SHORT PROBLEM: Report the total number of lines that include the string "logo", without any other text.

INFORMATION SHOWN:
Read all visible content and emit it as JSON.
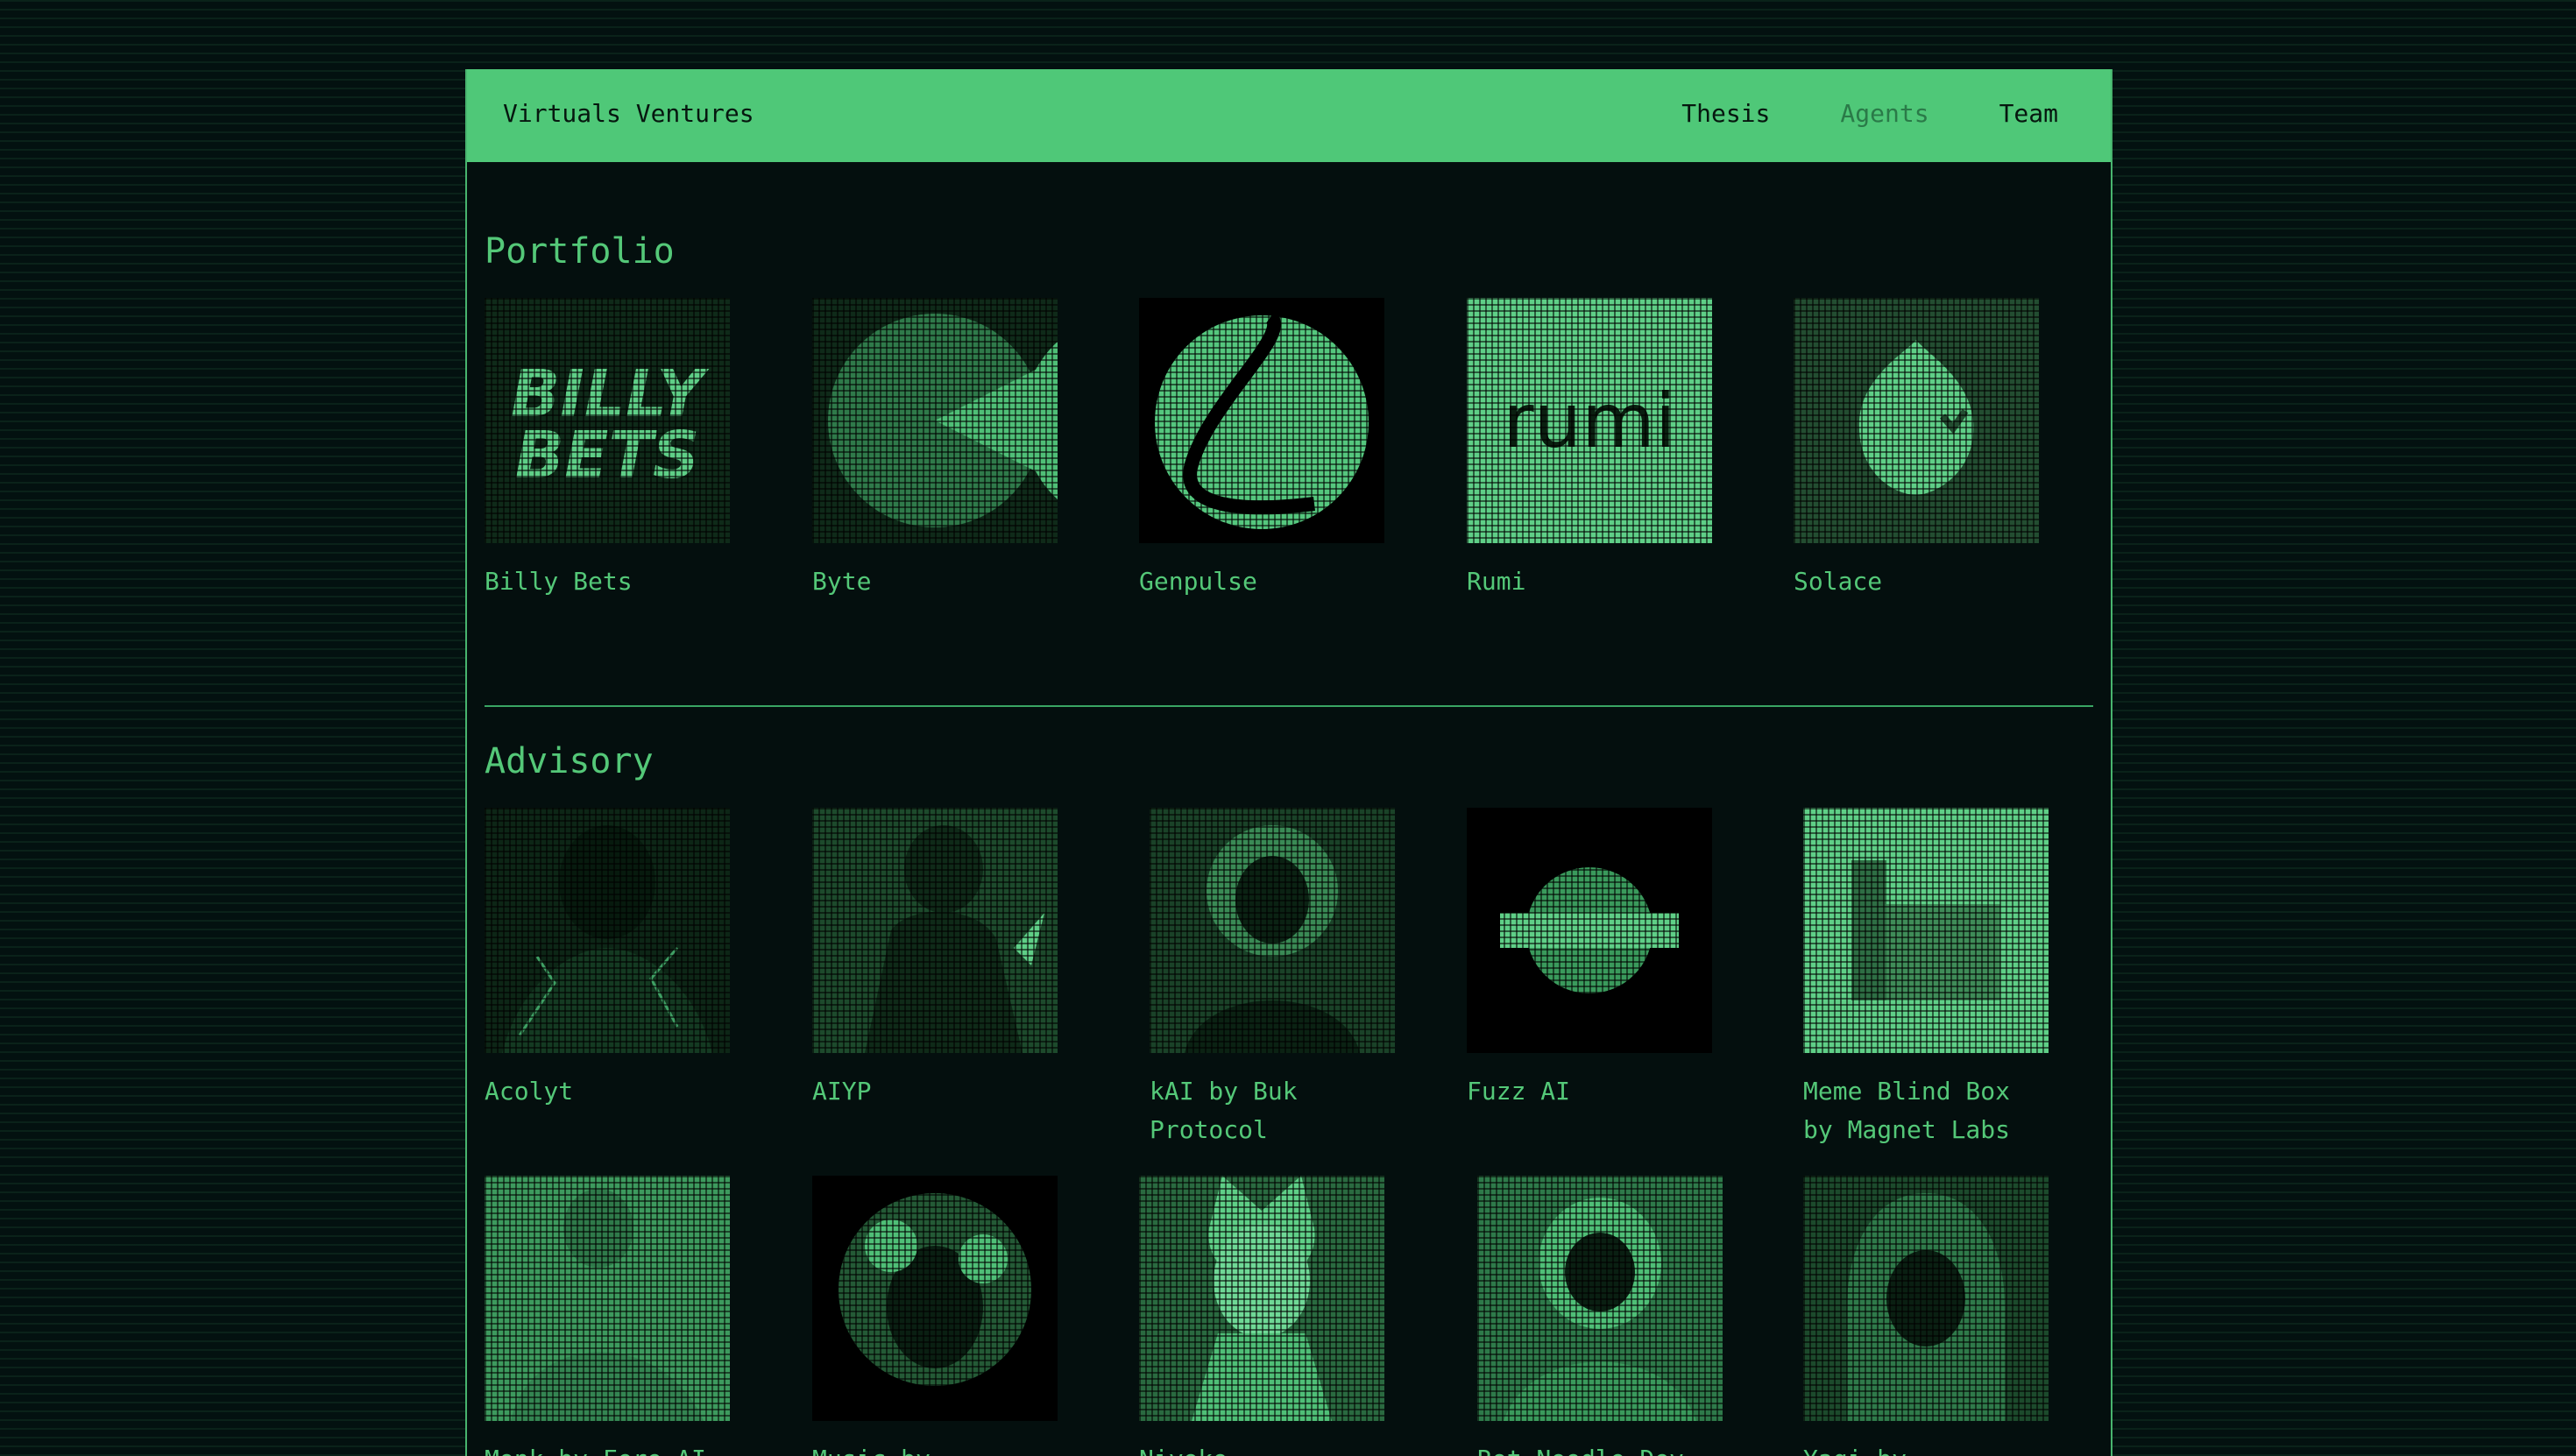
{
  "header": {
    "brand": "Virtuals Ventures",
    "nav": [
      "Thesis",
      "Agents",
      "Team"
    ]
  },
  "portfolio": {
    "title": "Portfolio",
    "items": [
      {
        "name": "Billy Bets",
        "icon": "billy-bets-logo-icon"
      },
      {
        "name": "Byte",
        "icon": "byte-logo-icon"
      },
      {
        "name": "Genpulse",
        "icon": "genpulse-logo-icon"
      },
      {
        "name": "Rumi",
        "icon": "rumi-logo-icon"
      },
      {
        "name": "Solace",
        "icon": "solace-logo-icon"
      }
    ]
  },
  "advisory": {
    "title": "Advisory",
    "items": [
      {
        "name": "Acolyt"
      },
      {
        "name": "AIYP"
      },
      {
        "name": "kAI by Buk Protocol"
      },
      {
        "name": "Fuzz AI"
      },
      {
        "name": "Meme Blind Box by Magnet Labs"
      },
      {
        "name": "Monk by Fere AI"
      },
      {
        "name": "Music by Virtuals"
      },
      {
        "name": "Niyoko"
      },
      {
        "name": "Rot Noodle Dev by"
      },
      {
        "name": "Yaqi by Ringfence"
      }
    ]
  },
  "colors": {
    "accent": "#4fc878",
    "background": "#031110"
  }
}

ANSWER: 5